(Data records)

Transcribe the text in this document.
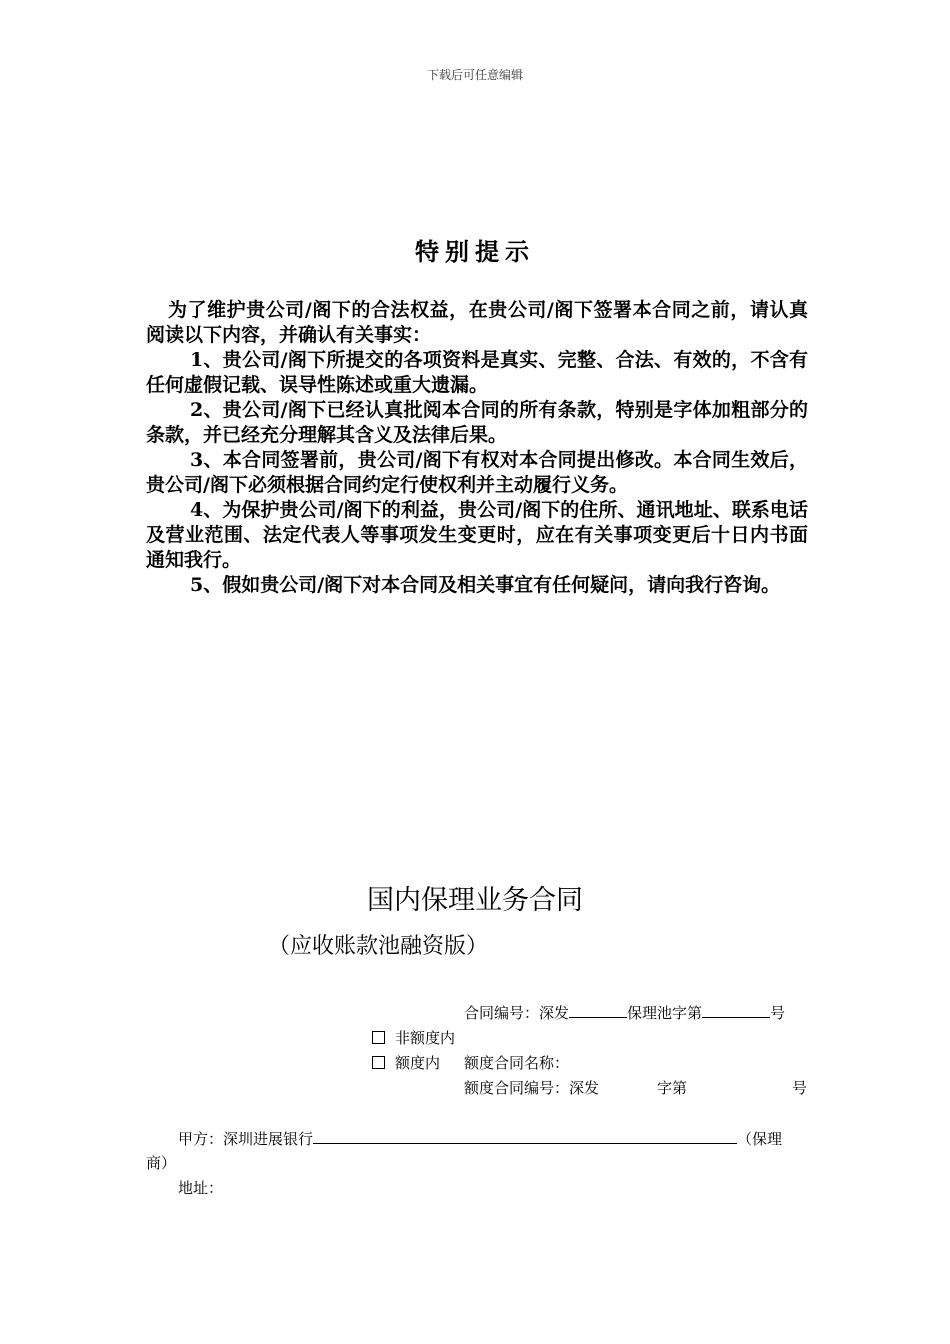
下载后可任意编辑
特别提示

为了维护贵公司/阁下的合法权益，在贵公司/阁下签署本合同之前，请认真阅读以下内容，并确认有关事实：

1、贵公司/阁下所提交的各项资料是真实、完整、合法、有效的，不含有任何虚假记载、误导性陈述或重大遗漏。

2、贵公司/阁下已经认真批阅本合同的所有条款，特别是字体加粗部分的条款，并已经充分理解其含义及法律后果。

3、本合同签署前，贵公司/阁下有权对本合同提出修改。本合同生效后，贵公司/阁下必须根据合同约定行使权利并主动履行义务。

4、为保护贵公司/阁下的利益，贵公司/阁下的住所、通讯地址、联系电话及营业范围、法定代表人等事项发生变更时，应在有关事项变更后十日内书面通知我行。

5、假如贵公司/阁下对本合同及相关事宜有任何疑问，请向我行咨询。

国内保理业务合同
（应收账款池融资版）
合同编号：深发	保理池字第	号
非额度内
额度内 额度合同名称：
额度合同编号：深发	字第	号
甲方：深圳进展银行	（保理
商）
地址：
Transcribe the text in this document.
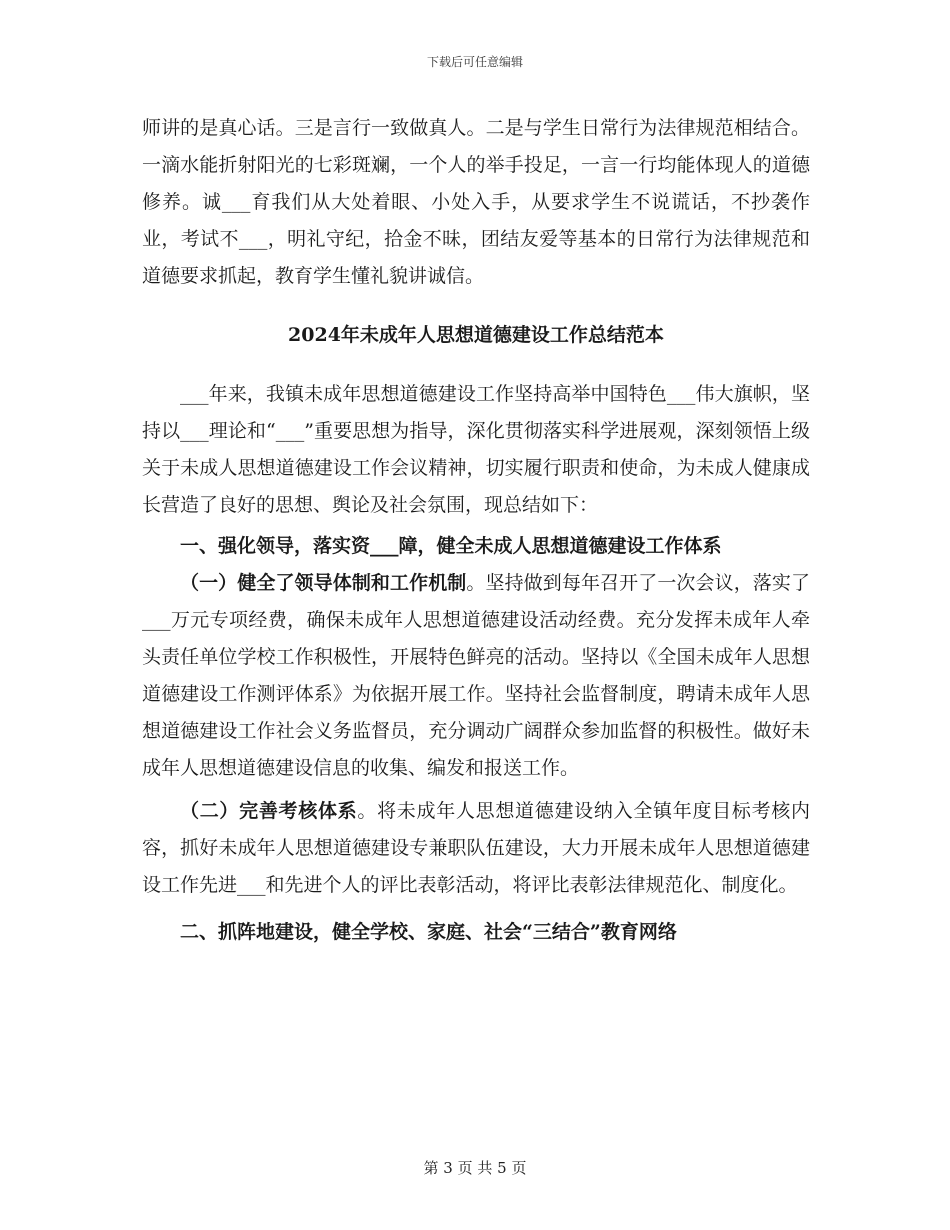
下载后可任意编辑

师讲的是真心话。三是言行一致做真人。二是与学生日常行为法律规范相结合。一滴水能折射阳光的七彩斑斓，一个人的举手投足，一言一行均能体现人的道德修养。诚___育我们从大处着眼、小处入手，从要求学生不说谎话，不抄袭作业，考试不___，明礼守纪，拾金不昧，团结友爱等基本的日常行为法律规范和道德要求抓起，教育学生懂礼貌讲诚信。

2024年未成年人思想道德建设工作总结范本

___年来，我镇未成年思想道德建设工作坚持高举中国特色___伟大旗帜，坚持以___理论和“___”重要思想为指导，深化贯彻落实科学进展观，深刻领悟上级关于未成人思想道德建设工作会议精神，切实履行职责和使命，为未成人健康成长营造了良好的思想、舆论及社会氛围，现总结如下：

一、强化领导，落实资___障，健全未成人思想道德建设工作体系

（一）健全了领导体制和工作机制。坚持做到每年召开了一次会议，落实了___万元专项经费，确保未成年人思想道德建设活动经费。充分发挥未成年人牵头责任单位学校工作积极性，开展特色鲜亮的活动。坚持以《全国未成年人思想道德建设工作测评体系》为依据开展工作。坚持社会监督制度，聘请未成年人思想道德建设工作社会义务监督员，充分调动广阔群众参加监督的积极性。做好未成年人思想道德建设信息的收集、编发和报送工作。

（二）完善考核体系。将未成年人思想道德建设纳入全镇年度目标考核内容，抓好未成年人思想道德建设专兼职队伍建设，大力开展未成年人思想道德建设工作先进___和先进个人的评比表彰活动，将评比表彰法律规范化、制度化。

二、抓阵地建设，健全学校、家庭、社会“三结合”教育网络

第 3 页 共 5 页
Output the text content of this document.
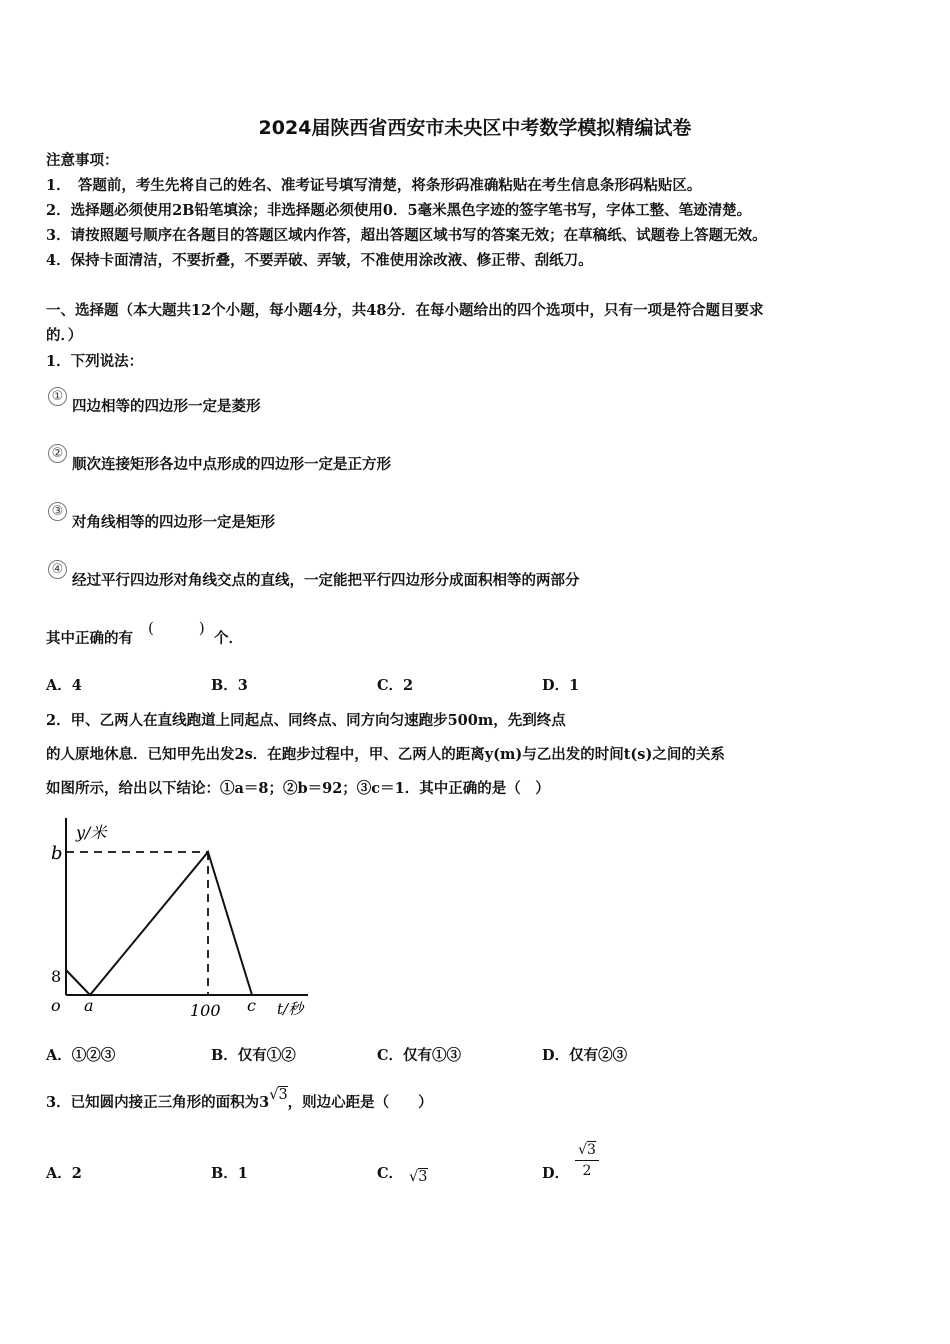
2024届陕西省西安市未央区中考数学模拟精编试卷
注意事项：
1．　答题前，考生先将自己的姓名、准考证号填写清楚，将条形码准确粘贴在考生信息条形码粘贴区。
2．选择题必须使用2B铅笔填涂；非选择题必须使用0．5毫米黑色字迹的签字笔书写，字体工整、笔迹清楚。
3．请按照题号顺序在各题目的答题区域内作答，超出答题区域书写的答案无效；在草稿纸、试题卷上答题无效。
4．保持卡面清洁，不要折叠，不要弄破、弄皱，不准使用涂改液、修正带、刮纸刀。
一、选择题（本大题共12个小题，每小题4分，共48分．在每小题给出的四个选项中，只有一项是符合题目要求
的．）
1．下列说法：
①
四边相等的四边形一定是菱形
②
顺次连接矩形各边中点形成的四边形一定是正方形
③
对角线相等的四边形一定是矩形
④
经过平行四边形对角线交点的直线，一定能把平行四边形分成面积相等的两部分
其中正确的有
(　　　)
个．
A．4	B．3	C．2	D．1
2．甲、乙两人在直线跑道上同起点、同终点、同方向匀速跑步500m，先到终点
的人原地休息．已知甲先出发2s．在跑步过程中，甲、乙两人的距离y(m)与乙出发的时间t(s)之间的关系
如图所示，给出以下结论：①a＝8；②b＝92；③c＝1．其中正确的是（　）
y/米
b
8
o a	100 c t/秒
A．①②③	B．仅有①②	C．仅有①③	D．仅有②③
3．已知圆内接正三角形的面积为3√3，则边心距是（　　）
A．2	B．1	C． √3	D．
√3
2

WORK TO DO → Transcribe every record above exactly, leaving out the pictures.

FINAL RESULT →
Transcribe the text in this document.
下载后可任意编辑
特别提示

为了维护贵公司/阁下的合法权益，在贵公司/阁下签署本合同之前，请认真阅读以下内容，并确认有关事实：

1、贵公司/阁下所提交的各项资料是真实、完整、合法、有效的，不含有任何虚假记载、误导性陈述或重大遗漏。

2、贵公司/阁下已经认真批阅本合同的所有条款，特别是字体加粗部分的条款，并已经充分理解其含义及法律后果。

3、本合同签署前，贵公司/阁下有权对本合同提出修改。本合同生效后，贵公司/阁下必须根据合同约定行使权利并主动履行义务。

4、为保护贵公司/阁下的利益，贵公司/阁下的住所、通讯地址、联系电话及营业范围、法定代表人等事项发生变更时，应在有关事项变更后十日内书面通知我行。

5、假如贵公司/阁下对本合同及相关事宜有任何疑问，请向我行咨询。

国内保理业务合同
（应收账款池融资版）
合同编号：深发	保理池字第	号
非额度内
额度内 额度合同名称：
额度合同编号：深发	字第	号
甲方：深圳进展银行	（保理
商）
地址：
Transcribe the text in this document.
下载后可任意编辑

师讲的是真心话。三是言行一致做真人。二是与学生日常行为法律规范相结合。一滴水能折射阳光的七彩斑斓，一个人的举手投足，一言一行均能体现人的道德修养。诚___育我们从大处着眼、小处入手，从要求学生不说谎话，不抄袭作业，考试不___，明礼守纪，拾金不昧，团结友爱等基本的日常行为法律规范和道德要求抓起，教育学生懂礼貌讲诚信。

2024年未成年人思想道德建设工作总结范本

___年来，我镇未成年思想道德建设工作坚持高举中国特色___伟大旗帜，坚持以___理论和“___”重要思想为指导，深化贯彻落实科学进展观，深刻领悟上级关于未成人思想道德建设工作会议精神，切实履行职责和使命，为未成人健康成长营造了良好的思想、舆论及社会氛围，现总结如下：

一、强化领导，落实资___障，健全未成人思想道德建设工作体系

（一）健全了领导体制和工作机制。坚持做到每年召开了一次会议，落实了___万元专项经费，确保未成年人思想道德建设活动经费。充分发挥未成年人牵头责任单位学校工作积极性，开展特色鲜亮的活动。坚持以《全国未成年人思想道德建设工作测评体系》为依据开展工作。坚持社会监督制度，聘请未成年人思想道德建设工作社会义务监督员，充分调动广阔群众参加监督的积极性。做好未成年人思想道德建设信息的收集、编发和报送工作。

（二）完善考核体系。将未成年人思想道德建设纳入全镇年度目标考核内容，抓好未成年人思想道德建设专兼职队伍建设，大力开展未成年人思想道德建设工作先进___和先进个人的评比表彰活动，将评比表彰法律规范化、制度化。

二、抓阵地建设，健全学校、家庭、社会“三结合”教育网络

第 3 页 共 5 页
Output the text content of this document.
2024届陕西省西安市未央区中考数学模拟精编试卷
注意事项：
1．　答题前，考生先将自己的姓名、准考证号填写清楚，将条形码准确粘贴在考生信息条形码粘贴区。
2．选择题必须使用2B铅笔填涂；非选择题必须使用0．5毫米黑色字迹的签字笔书写，字体工整、笔迹清楚。
3．请按照题号顺序在各题目的答题区域内作答，超出答题区域书写的答案无效；在草稿纸、试题卷上答题无效。
4．保持卡面清洁，不要折叠，不要弄破、弄皱，不准使用涂改液、修正带、刮纸刀。
一、选择题（本大题共12个小题，每小题4分，共48分．在每小题给出的四个选项中，只有一项是符合题目要求
的．）
1．下列说法：
①
四边相等的四边形一定是菱形
②
顺次连接矩形各边中点形成的四边形一定是正方形
③
对角线相等的四边形一定是矩形
④
经过平行四边形对角线交点的直线，一定能把平行四边形分成面积相等的两部分
其中正确的有
(　　　)
个．
A．4	B．3	C．2	D．1
2．甲、乙两人在直线跑道上同起点、同终点、同方向匀速跑步500m，先到终点
的人原地休息．已知甲先出发2s．在跑步过程中，甲、乙两人的距离y(m)与乙出发的时间t(s)之间的关系
如图所示，给出以下结论：①a＝8；②b＝92；③c＝1．其中正确的是（　）
y/米
b
8
o a	100 c t/秒
A．①②③	B．仅有①②	C．仅有①③	D．仅有②③
3．已知圆内接正三角形的面积为3√3，则边心距是（　　）
A．2	B．1	C． √3	D．
√3
2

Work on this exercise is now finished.